● **Data entries**
=====

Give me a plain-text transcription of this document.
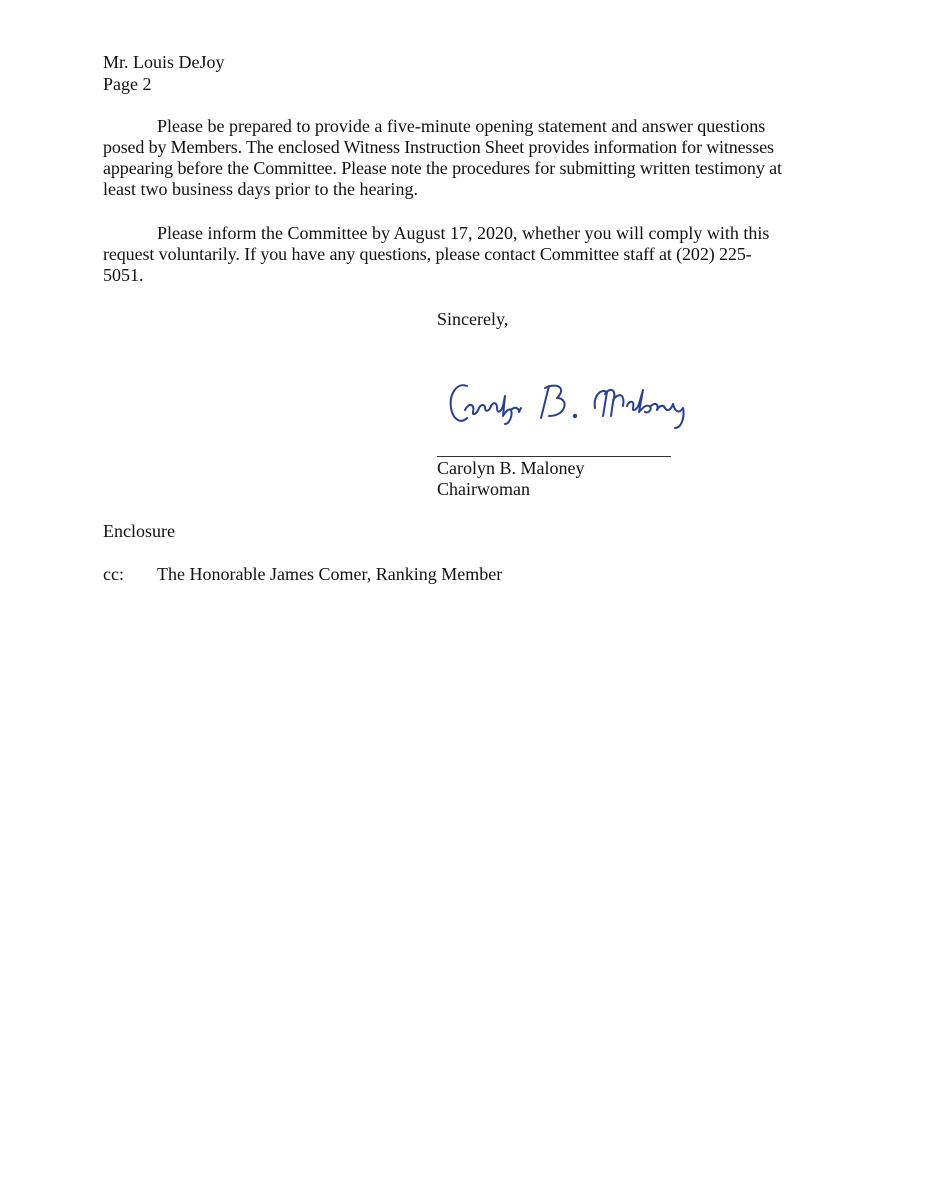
Mr. Louis DeJoy
Page 2
Please be prepared to provide a five-minute opening statement and answer questions
posed by Members. The enclosed Witness Instruction Sheet provides information for witnesses
appearing before the Committee. Please note the procedures for submitting written testimony at
least two business days prior to the hearing.
Please inform the Committee by August 17, 2020, whether you will comply with this
request voluntarily. If you have any questions, please contact Committee staff at (202) 225-
5051.
Sincerely,
Carolyn B. Maloney
Chairwoman
Enclosure
cc: The Honorable James Comer, Ranking Member
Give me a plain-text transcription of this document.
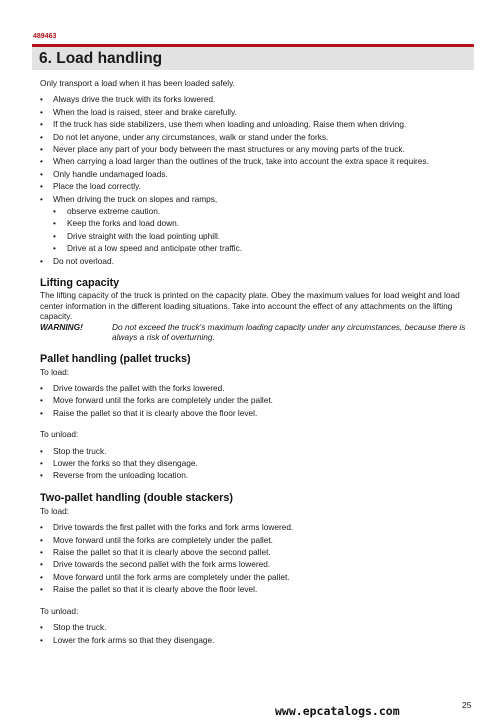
489463
6. Load handling

Only transport a load when it has been loaded safely.

• Always drive the truck with its forks lowered.
• When the load is raised, steer and brake carefully.
• If the truck has side stabilizers, use them when loading and unloading. Raise them when driving.
• Do not let anyone, under any circumstances, walk or stand under the forks.
• Never place any part of your body between the mast structures or any moving parts of the truck.
• When carrying a load larger than the outlines of the truck, take into account the extra space it requires.
• Only handle undamaged loads.
• Place the load correctly.
• When driving the truck on slopes and ramps,
• observe extreme caution.
• Keep the forks and load down.
• Drive straight with the load pointing uphill.
• Drive at a low speed and anticipate other traffic.
• Do not overload.
Lifting capacity

The lifting capacity of the truck is printed on the capacity plate. Obey the maximum values for load weight and load center information in the different loading situations. Take into account the effect of any attachments on the lifting capacity.

WARNING!	Do not exceed the truck's maximum loading capacity under any circumstances, because there is always a risk of overturning.
Pallet handling (pallet trucks)

To load:

• Drive towards the pallet with the forks lowered.
• Move forward until the forks are completely under the pallet.
• Raise the pallet so that it is clearly above the floor level.

To unload:

• Stop the truck.
• Lower the forks so that they disengage.
• Reverse from the unloading location.
Two-pallet handling (double stackers)

To load:

• Drive towards the first pallet with the forks and fork arms lowered.
• Move forward until the forks are completely under the pallet.
• Raise the pallet so that it is clearly above the second pallet.
• Drive towards the second pallet with the fork arms lowered.
• Move forward until the fork arms are completely under the pallet.
• Raise the pallet so that it is clearly above the floor level.

To unload:

• Stop the truck.
• Lower the fork arms so that they disengage.
www.epcatalogs.com	25
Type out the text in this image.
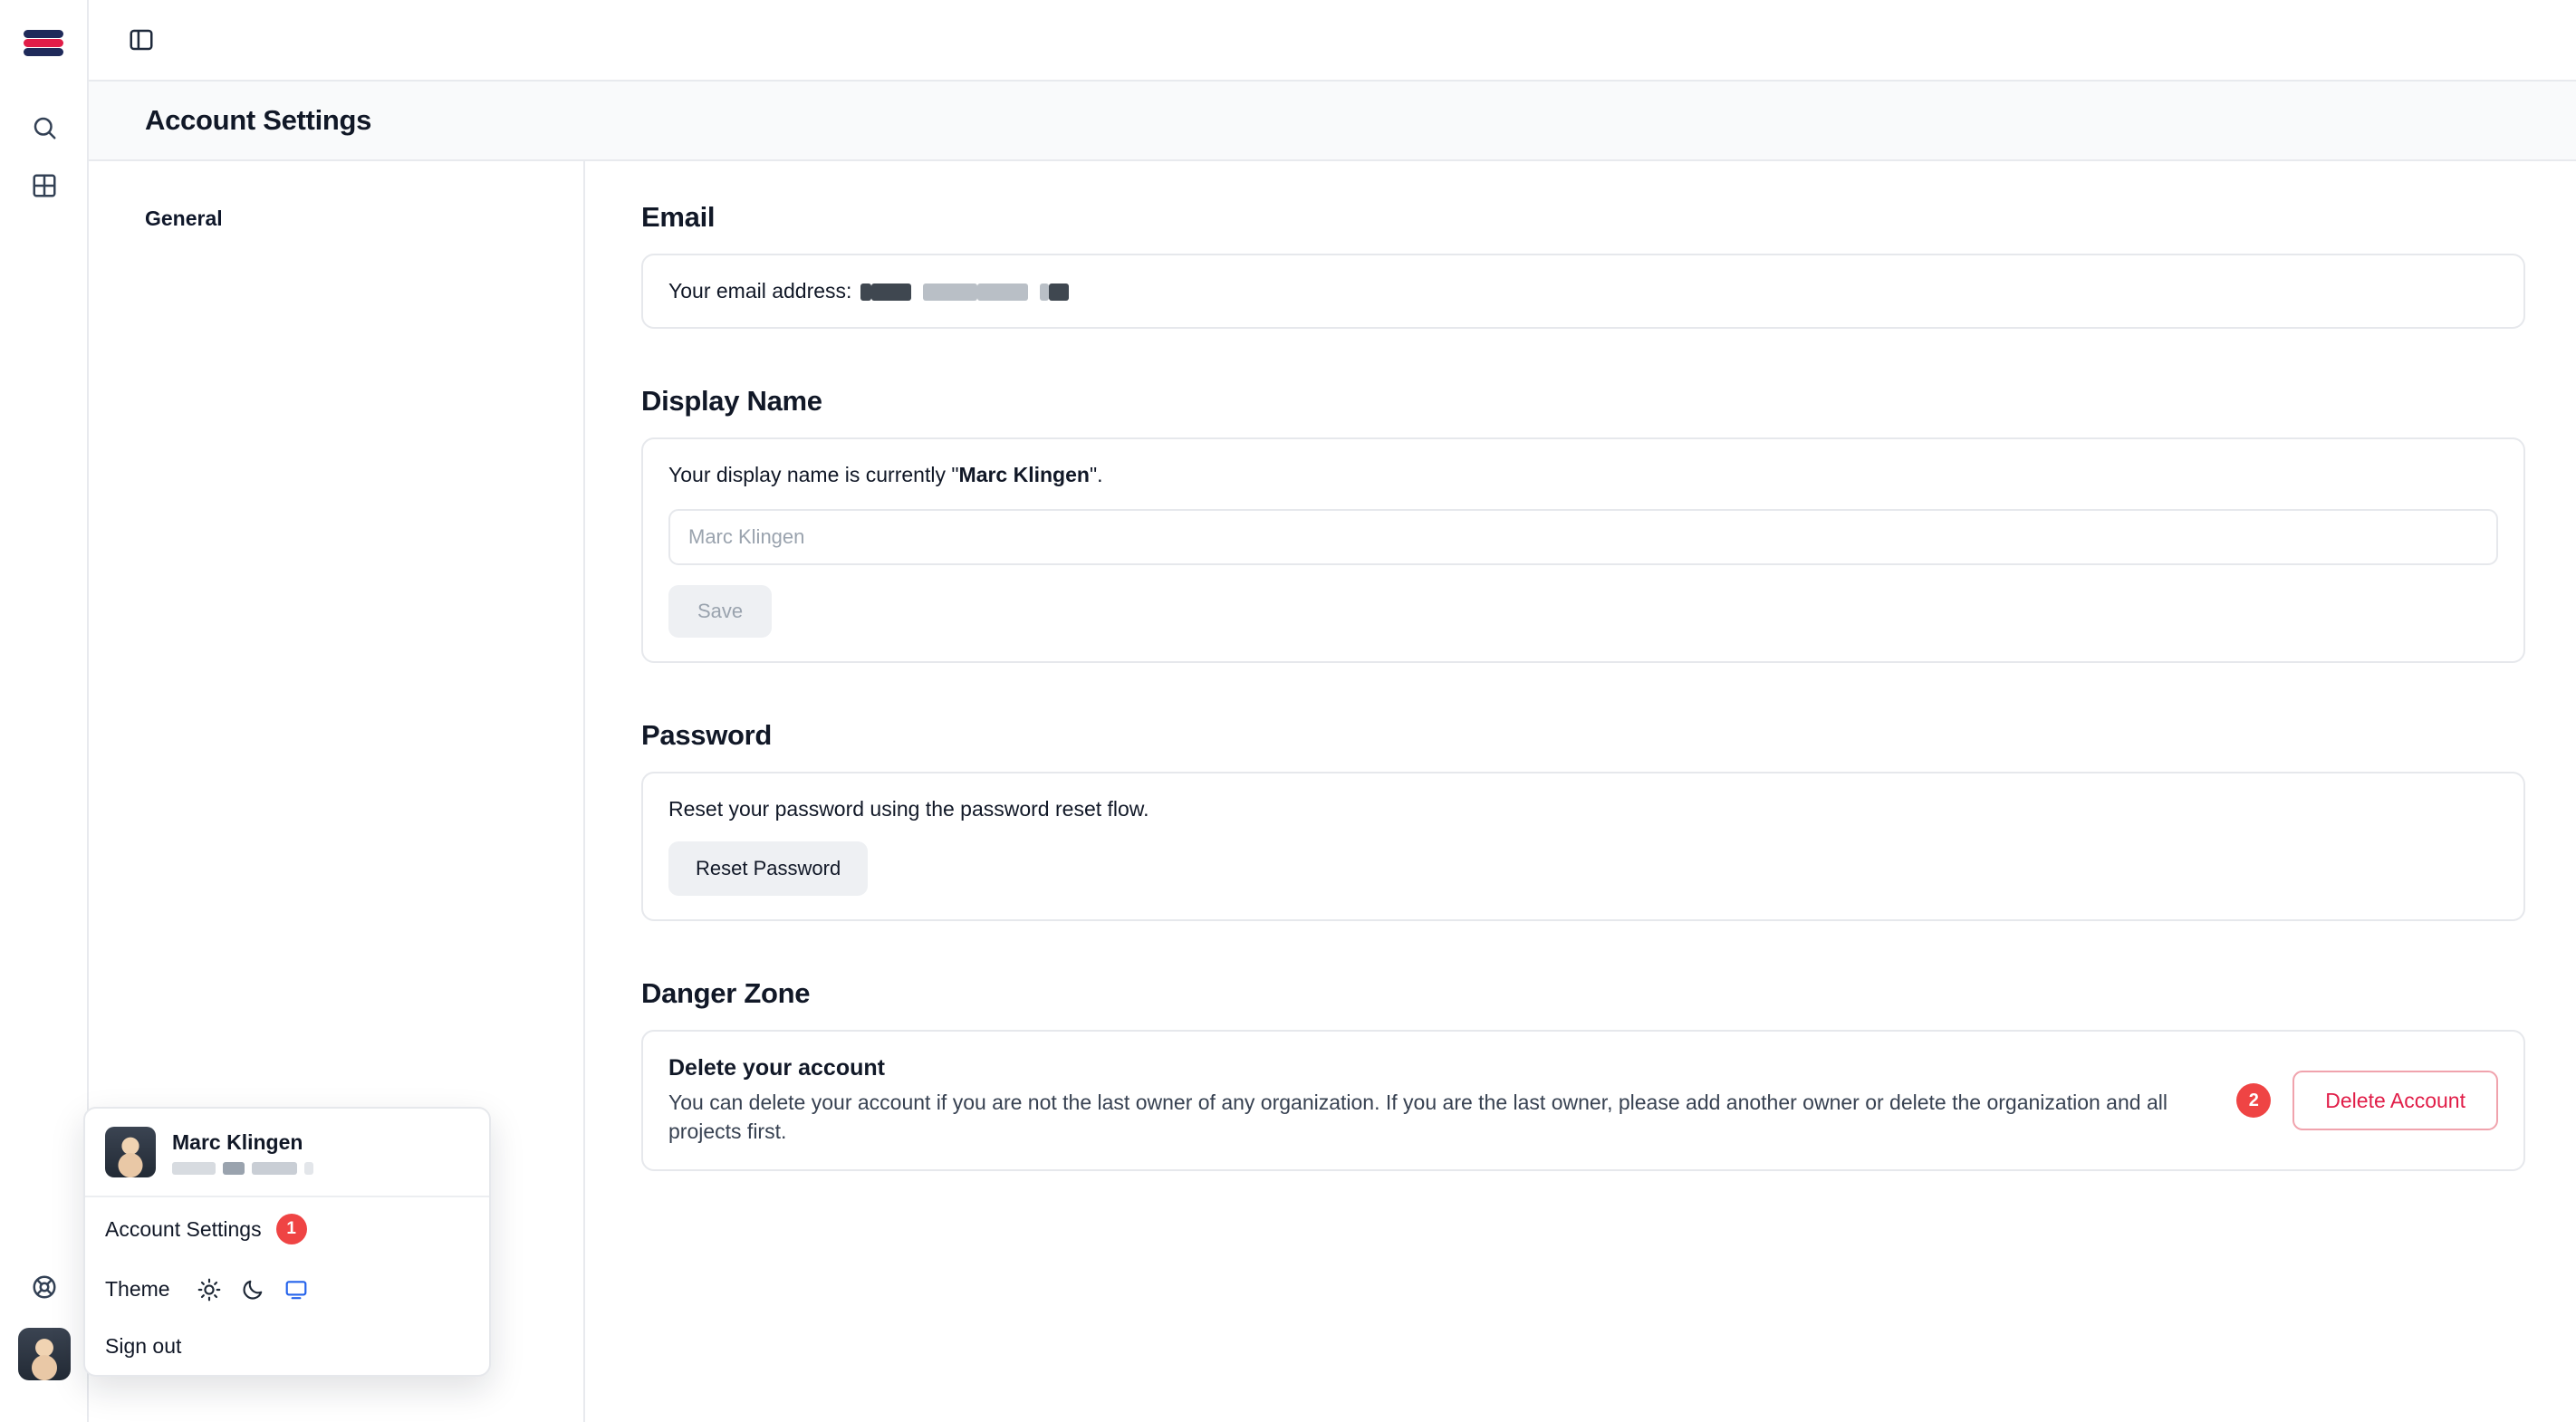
Account Settings
General	Email
Your email address:

Display Name
Your display name is currently "Marc Klingen".
Marc Klingen
Save
Password
Reset your password using the password reset flow.
Reset Password
Danger Zone
Delete your account
You can delete your account if you are not the last owner of any organization. If you are the last owner, please add another owner or delete the organization and all projects first.
2	Delete Account
Marc Klingen
Account Settings	1
Theme
Sign out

=====

● **Task statement**
Quote the material in full and exactly; do not carry over its pictures.

● **Finished exercise**
Give me a plain-text transcription of this document.
Mr. Louis DeJoy
Page 2
Please be prepared to provide a five-minute opening statement and answer questions
posed by Members. The enclosed Witness Instruction Sheet provides information for witnesses
appearing before the Committee. Please note the procedures for submitting written testimony at
least two business days prior to the hearing.
Please inform the Committee by August 17, 2020, whether you will comply with this
request voluntarily. If you have any questions, please contact Committee staff at (202) 225-
5051.
Sincerely,
Carolyn B. Maloney
Chairwoman
Enclosure
cc: The Honorable James Comer, Ranking Member
Give me a plain-text transcription of this document.
489463
6. Load handling

Only transport a load when it has been loaded safely.

• Always drive the truck with its forks lowered.
• When the load is raised, steer and brake carefully.
• If the truck has side stabilizers, use them when loading and unloading. Raise them when driving.
• Do not let anyone, under any circumstances, walk or stand under the forks.
• Never place any part of your body between the mast structures or any moving parts of the truck.
• When carrying a load larger than the outlines of the truck, take into account the extra space it requires.
• Only handle undamaged loads.
• Place the load correctly.
• When driving the truck on slopes and ramps,
• observe extreme caution.
• Keep the forks and load down.
• Drive straight with the load pointing uphill.
• Drive at a low speed and anticipate other traffic.
• Do not overload.
Lifting capacity

The lifting capacity of the truck is printed on the capacity plate. Obey the maximum values for load weight and load center information in the different loading situations. Take into account the effect of any attachments on the lifting capacity.

WARNING!	Do not exceed the truck's maximum loading capacity under any circumstances, because there is always a risk of overturning.
Pallet handling (pallet trucks)

To load:

• Drive towards the pallet with the forks lowered.
• Move forward until the forks are completely under the pallet.
• Raise the pallet so that it is clearly above the floor level.

To unload:

• Stop the truck.
• Lower the forks so that they disengage.
• Reverse from the unloading location.
Two-pallet handling (double stackers)

To load:

• Drive towards the first pallet with the forks and fork arms lowered.
• Move forward until the forks are completely under the pallet.
• Raise the pallet so that it is clearly above the second pallet.
• Drive towards the second pallet with the fork arms lowered.
• Move forward until the fork arms are completely under the pallet.
• Raise the pallet so that it is clearly above the floor level.

To unload:

• Stop the truck.
• Lower the fork arms so that they disengage.
www.epcatalogs.com	25
Type out the text in this image.
Account Settings
General	Email
Your email address:

Display Name
Your display name is currently "Marc Klingen".
Marc Klingen
Save
Password
Reset your password using the password reset flow.
Reset Password
Danger Zone
Delete your account
You can delete your account if you are not the last owner of any organization. If you are the last owner, please add another owner or delete the organization and all projects first.
2	Delete Account
Marc Klingen
Account Settings	1
Theme
Sign out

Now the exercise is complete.